Stored items from a collection.
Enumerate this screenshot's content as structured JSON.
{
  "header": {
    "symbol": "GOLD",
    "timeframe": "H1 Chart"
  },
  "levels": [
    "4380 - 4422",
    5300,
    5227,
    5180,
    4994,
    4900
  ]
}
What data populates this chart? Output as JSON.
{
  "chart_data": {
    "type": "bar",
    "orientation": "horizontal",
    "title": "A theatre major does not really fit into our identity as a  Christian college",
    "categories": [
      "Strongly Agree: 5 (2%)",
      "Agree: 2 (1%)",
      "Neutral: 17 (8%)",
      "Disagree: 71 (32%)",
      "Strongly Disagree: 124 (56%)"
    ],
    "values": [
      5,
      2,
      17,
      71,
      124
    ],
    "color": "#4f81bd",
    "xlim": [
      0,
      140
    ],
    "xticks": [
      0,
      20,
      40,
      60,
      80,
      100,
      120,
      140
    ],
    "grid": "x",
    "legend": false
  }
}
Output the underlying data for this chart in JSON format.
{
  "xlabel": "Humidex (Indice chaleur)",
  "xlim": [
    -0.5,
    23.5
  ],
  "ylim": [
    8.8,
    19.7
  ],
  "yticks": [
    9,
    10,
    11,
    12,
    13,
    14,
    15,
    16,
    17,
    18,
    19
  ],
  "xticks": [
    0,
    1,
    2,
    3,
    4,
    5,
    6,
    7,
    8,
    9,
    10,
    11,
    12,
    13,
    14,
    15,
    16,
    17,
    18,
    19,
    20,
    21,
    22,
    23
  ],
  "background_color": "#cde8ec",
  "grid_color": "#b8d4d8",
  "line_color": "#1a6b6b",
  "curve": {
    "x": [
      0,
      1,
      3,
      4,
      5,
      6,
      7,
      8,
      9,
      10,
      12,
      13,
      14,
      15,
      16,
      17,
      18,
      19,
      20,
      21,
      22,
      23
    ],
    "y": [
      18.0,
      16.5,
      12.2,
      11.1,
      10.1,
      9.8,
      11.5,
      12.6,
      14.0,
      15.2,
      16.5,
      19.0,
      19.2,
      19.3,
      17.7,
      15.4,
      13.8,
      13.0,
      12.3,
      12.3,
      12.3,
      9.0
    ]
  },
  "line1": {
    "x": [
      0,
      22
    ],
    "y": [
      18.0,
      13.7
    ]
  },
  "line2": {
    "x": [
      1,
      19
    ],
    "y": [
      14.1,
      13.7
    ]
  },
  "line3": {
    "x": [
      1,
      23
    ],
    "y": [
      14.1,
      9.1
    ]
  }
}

Brief. Every entry must be retyped in full, exactly as given.

Solved exercise.
Enumerate this screenshot's content as structured JSON.
{
  "header": {
    "symbol": "GOLD",
    "timeframe": "H1 Chart"
  },
  "levels": [
    "4380 - 4422",
    5300,
    5227,
    5180,
    4994,
    4900
  ]
}
What data populates this chart? Output as JSON.
{
  "chart_data": {
    "type": "bar",
    "orientation": "horizontal",
    "title": "A theatre major does not really fit into our identity as a  Christian college",
    "categories": [
      "Strongly Agree: 5 (2%)",
      "Agree: 2 (1%)",
      "Neutral: 17 (8%)",
      "Disagree: 71 (32%)",
      "Strongly Disagree: 124 (56%)"
    ],
    "values": [
      5,
      2,
      17,
      71,
      124
    ],
    "color": "#4f81bd",
    "xlim": [
      0,
      140
    ],
    "xticks": [
      0,
      20,
      40,
      60,
      80,
      100,
      120,
      140
    ],
    "grid": "x",
    "legend": false
  }
}
Output the underlying data for this chart in JSON format.
{
  "xlabel": "Humidex (Indice chaleur)",
  "xlim": [
    -0.5,
    23.5
  ],
  "ylim": [
    8.8,
    19.7
  ],
  "yticks": [
    9,
    10,
    11,
    12,
    13,
    14,
    15,
    16,
    17,
    18,
    19
  ],
  "xticks": [
    0,
    1,
    2,
    3,
    4,
    5,
    6,
    7,
    8,
    9,
    10,
    11,
    12,
    13,
    14,
    15,
    16,
    17,
    18,
    19,
    20,
    21,
    22,
    23
  ],
  "background_color": "#cde8ec",
  "grid_color": "#b8d4d8",
  "line_color": "#1a6b6b",
  "curve": {
    "x": [
      0,
      1,
      3,
      4,
      5,
      6,
      7,
      8,
      9,
      10,
      12,
      13,
      14,
      15,
      16,
      17,
      18,
      19,
      20,
      21,
      22,
      23
    ],
    "y": [
      18.0,
      16.5,
      12.2,
      11.1,
      10.1,
      9.8,
      11.5,
      12.6,
      14.0,
      15.2,
      16.5,
      19.0,
      19.2,
      19.3,
      17.7,
      15.4,
      13.8,
      13.0,
      12.3,
      12.3,
      12.3,
      9.0
    ]
  },
  "line1": {
    "x": [
      0,
      22
    ],
    "y": [
      18.0,
      13.7
    ]
  },
  "line2": {
    "x": [
      1,
      19
    ],
    "y": [
      14.1,
      13.7
    ]
  },
  "line3": {
    "x": [
      1,
      23
    ],
    "y": [
      14.1,
      9.1
    ]
  }
}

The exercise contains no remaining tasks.